Set all the material down again unchanged, without the pictures.
* * * *
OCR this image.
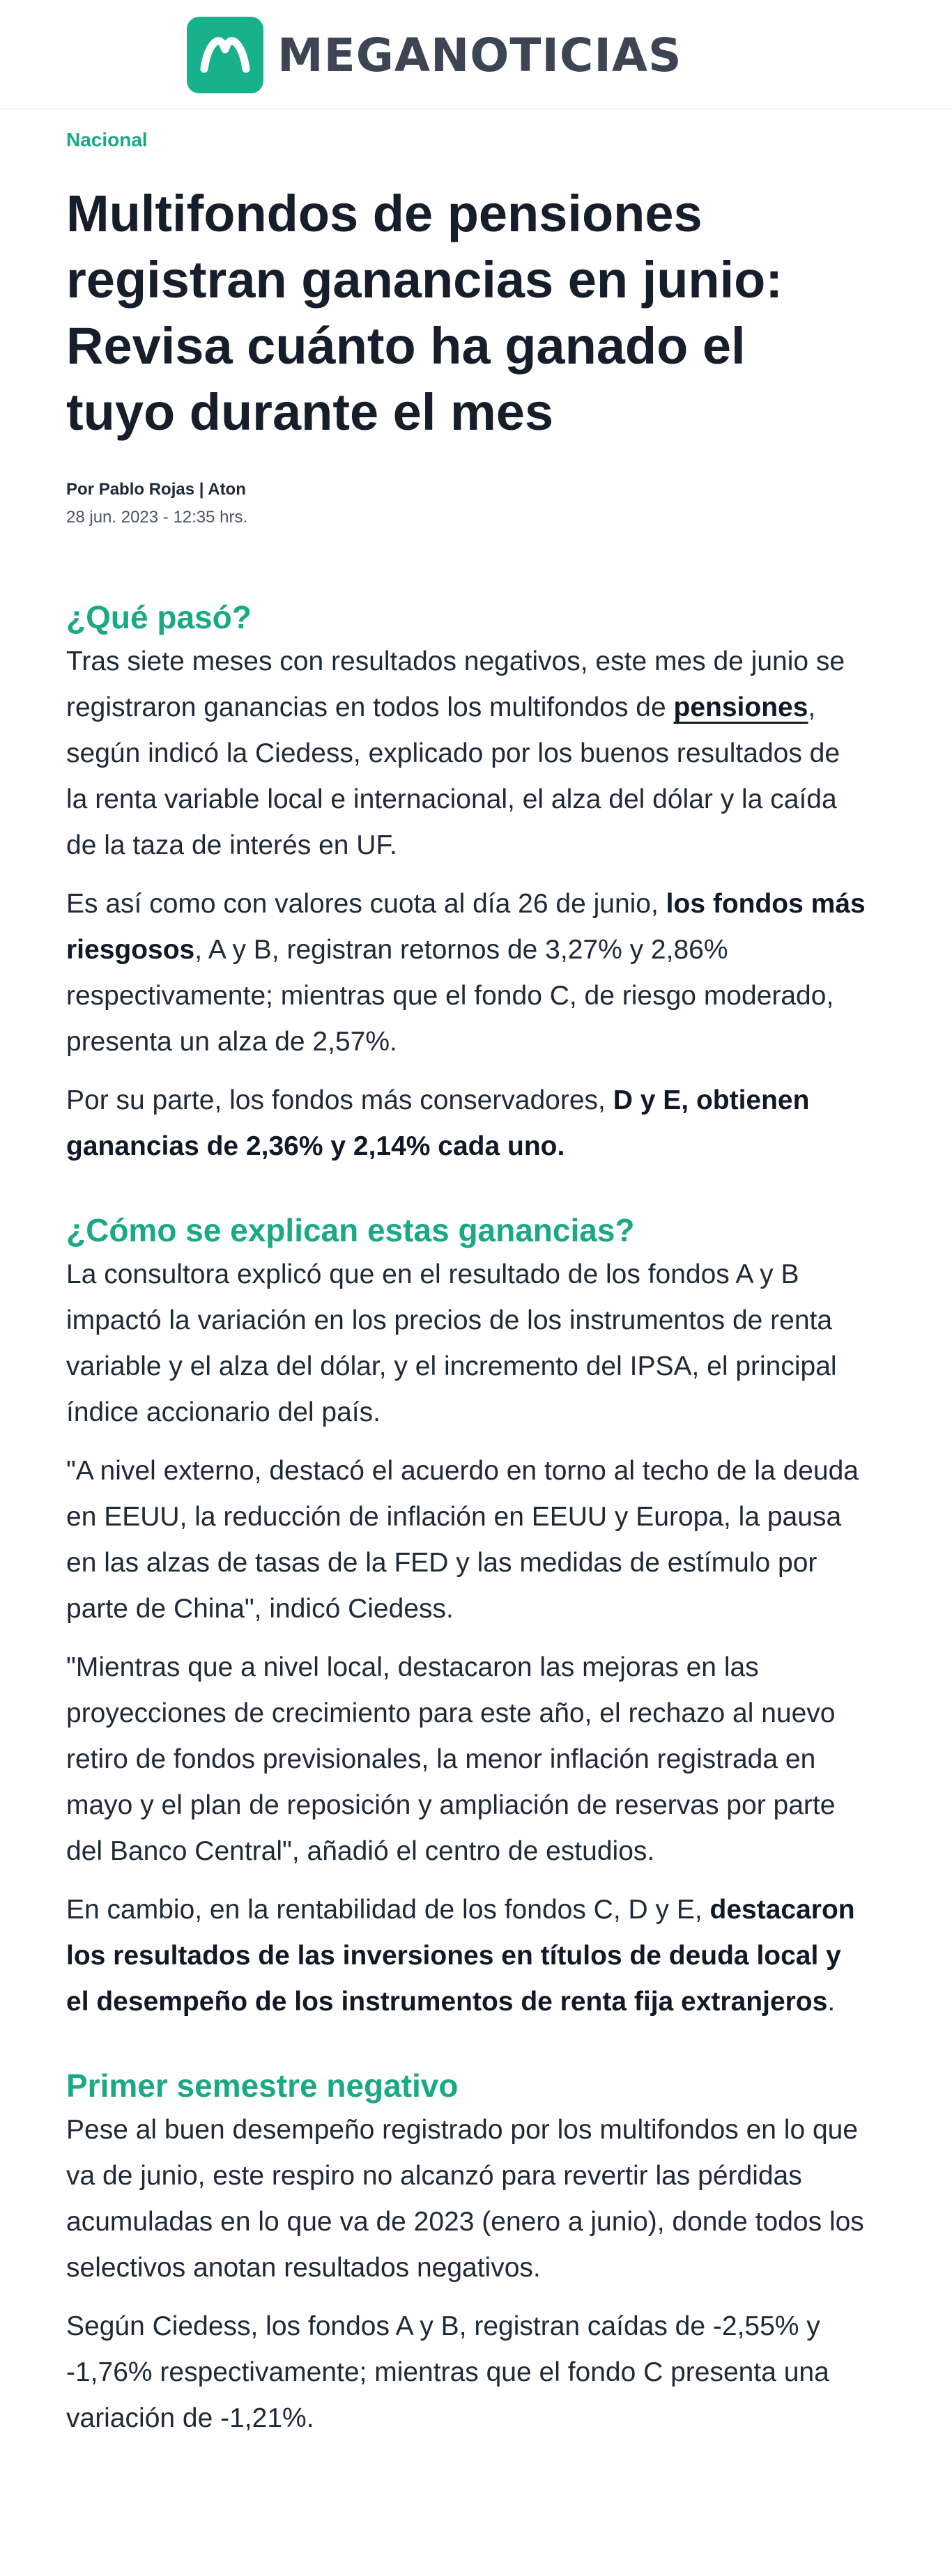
MEGANOTICIAS
Nacional
Multifondos de pensiones registran ganancias en junio: Revisa cuánto ha ganado el tuyo durante el mes
Por Pablo Rojas | Aton
28 jun. 2023 - 12:35 hrs.
¿Qué pasó?

Tras siete meses con resultados negativos, este mes de junio se registraron ganancias en todos los multifondos de pensiones, según indicó la Ciedess, explicado por los buenos resultados de la renta variable local e internacional, el alza del dólar y la caída de la taza de interés en UF.

Es así como con valores cuota al día 26 de junio, los fondos más riesgosos, A y B, registran retornos de 3,27% y 2,86% respectivamente; mientras que el fondo C, de riesgo moderado, presenta un alza de 2,57%.

Por su parte, los fondos más conservadores, D y E, obtienen ganancias de 2,36% y 2,14% cada uno.

¿Cómo se explican estas ganancias?

La consultora explicó que en el resultado de los fondos A y B impactó la variación en los precios de los instrumentos de renta variable y el alza del dólar, y el incremento del IPSA, el principal índice accionario del país.

"A nivel externo, destacó el acuerdo en torno al techo de la deuda en EEUU, la reducción de inflación en EEUU y Europa, la pausa en las alzas de tasas de la FED y las medidas de estímulo por parte de China", indicó Ciedess.

"Mientras que a nivel local, destacaron las mejoras en las proyecciones de crecimiento para este año, el rechazo al nuevo retiro de fondos previsionales, la menor inflación registrada en mayo y el plan de reposición y ampliación de reservas por parte del Banco Central", añadió el centro de estudios.

En cambio, en la rentabilidad de los fondos C, D y E, destacaron los resultados de las inversiones en títulos de deuda local y el desempeño de los instrumentos de renta fija extranjeros.

Primer semestre negativo

Pese al buen desempeño registrado por los multifondos en lo que va de junio, este respiro no alcanzó para revertir las pérdidas acumuladas en lo que va de 2023 (enero a junio), donde todos los selectivos anotan resultados negativos.

Según Ciedess, los fondos A y B, registran caídas de -2,55% y -1,76% respectivamente; mientras que el fondo C presenta una variación de -1,21%.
* * * *
__Expected output__:
OCR this image.
MEGANOTICIAS
Nacional
Multifondos de pensiones registran ganancias en junio: Revisa cuánto ha ganado el tuyo durante el mes
Por Pablo Rojas | Aton
28 jun. 2023 - 12:35 hrs.
¿Qué pasó?

Tras siete meses con resultados negativos, este mes de junio se registraron ganancias en todos los multifondos de pensiones, según indicó la Ciedess, explicado por los buenos resultados de la renta variable local e internacional, el alza del dólar y la caída de la taza de interés en UF.

Es así como con valores cuota al día 26 de junio, los fondos más riesgosos, A y B, registran retornos de 3,27% y 2,86% respectivamente; mientras que el fondo C, de riesgo moderado, presenta un alza de 2,57%.

Por su parte, los fondos más conservadores, D y E, obtienen ganancias de 2,36% y 2,14% cada uno.

¿Cómo se explican estas ganancias?

La consultora explicó que en el resultado de los fondos A y B impactó la variación en los precios de los instrumentos de renta variable y el alza del dólar, y el incremento del IPSA, el principal índice accionario del país.

"A nivel externo, destacó el acuerdo en torno al techo de la deuda en EEUU, la reducción de inflación en EEUU y Europa, la pausa en las alzas de tasas de la FED y las medidas de estímulo por parte de China", indicó Ciedess.

"Mientras que a nivel local, destacaron las mejoras en las proyecciones de crecimiento para este año, el rechazo al nuevo retiro de fondos previsionales, la menor inflación registrada en mayo y el plan de reposición y ampliación de reservas por parte del Banco Central", añadió el centro de estudios.

En cambio, en la rentabilidad de los fondos C, D y E, destacaron los resultados de las inversiones en títulos de deuda local y el desempeño de los instrumentos de renta fija extranjeros.

Primer semestre negativo

Pese al buen desempeño registrado por los multifondos en lo que va de junio, este respiro no alcanzó para revertir las pérdidas acumuladas en lo que va de 2023 (enero a junio), donde todos los selectivos anotan resultados negativos.

Según Ciedess, los fondos A y B, registran caídas de -2,55% y -1,76% respectivamente; mientras que el fondo C presenta una variación de -1,21%.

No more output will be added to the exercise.